Records:
....................
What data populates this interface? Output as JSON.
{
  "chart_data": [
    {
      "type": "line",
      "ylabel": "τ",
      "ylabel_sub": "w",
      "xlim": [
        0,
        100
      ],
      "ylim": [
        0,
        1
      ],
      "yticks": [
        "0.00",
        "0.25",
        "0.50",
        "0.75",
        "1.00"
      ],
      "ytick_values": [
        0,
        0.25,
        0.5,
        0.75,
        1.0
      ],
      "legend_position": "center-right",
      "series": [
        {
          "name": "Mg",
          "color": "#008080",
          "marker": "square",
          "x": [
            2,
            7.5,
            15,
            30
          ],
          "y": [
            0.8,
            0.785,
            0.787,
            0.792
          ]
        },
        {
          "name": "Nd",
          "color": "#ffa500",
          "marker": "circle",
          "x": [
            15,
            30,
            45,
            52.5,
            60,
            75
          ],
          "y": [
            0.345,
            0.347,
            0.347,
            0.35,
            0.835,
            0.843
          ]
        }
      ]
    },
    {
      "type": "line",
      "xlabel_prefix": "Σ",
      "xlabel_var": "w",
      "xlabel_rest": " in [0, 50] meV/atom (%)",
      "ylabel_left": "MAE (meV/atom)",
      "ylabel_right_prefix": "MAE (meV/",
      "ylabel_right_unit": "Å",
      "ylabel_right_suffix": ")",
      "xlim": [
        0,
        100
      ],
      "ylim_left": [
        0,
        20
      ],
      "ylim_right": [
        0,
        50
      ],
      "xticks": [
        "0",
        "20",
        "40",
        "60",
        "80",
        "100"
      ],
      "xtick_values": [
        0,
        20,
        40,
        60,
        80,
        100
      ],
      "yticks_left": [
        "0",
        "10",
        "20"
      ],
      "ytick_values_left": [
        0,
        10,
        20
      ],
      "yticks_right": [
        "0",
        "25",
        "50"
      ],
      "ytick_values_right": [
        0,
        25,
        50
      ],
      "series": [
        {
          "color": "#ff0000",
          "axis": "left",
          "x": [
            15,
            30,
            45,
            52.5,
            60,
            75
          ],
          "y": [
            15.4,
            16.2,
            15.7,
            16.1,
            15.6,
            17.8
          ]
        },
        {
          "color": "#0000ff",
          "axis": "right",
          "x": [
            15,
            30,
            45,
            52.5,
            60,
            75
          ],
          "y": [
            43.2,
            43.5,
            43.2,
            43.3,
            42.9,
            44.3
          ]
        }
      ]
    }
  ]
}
....................
Task to carry out: How many lines of these entries hold the string "atom"? Answer with the number alone.

Solution: 2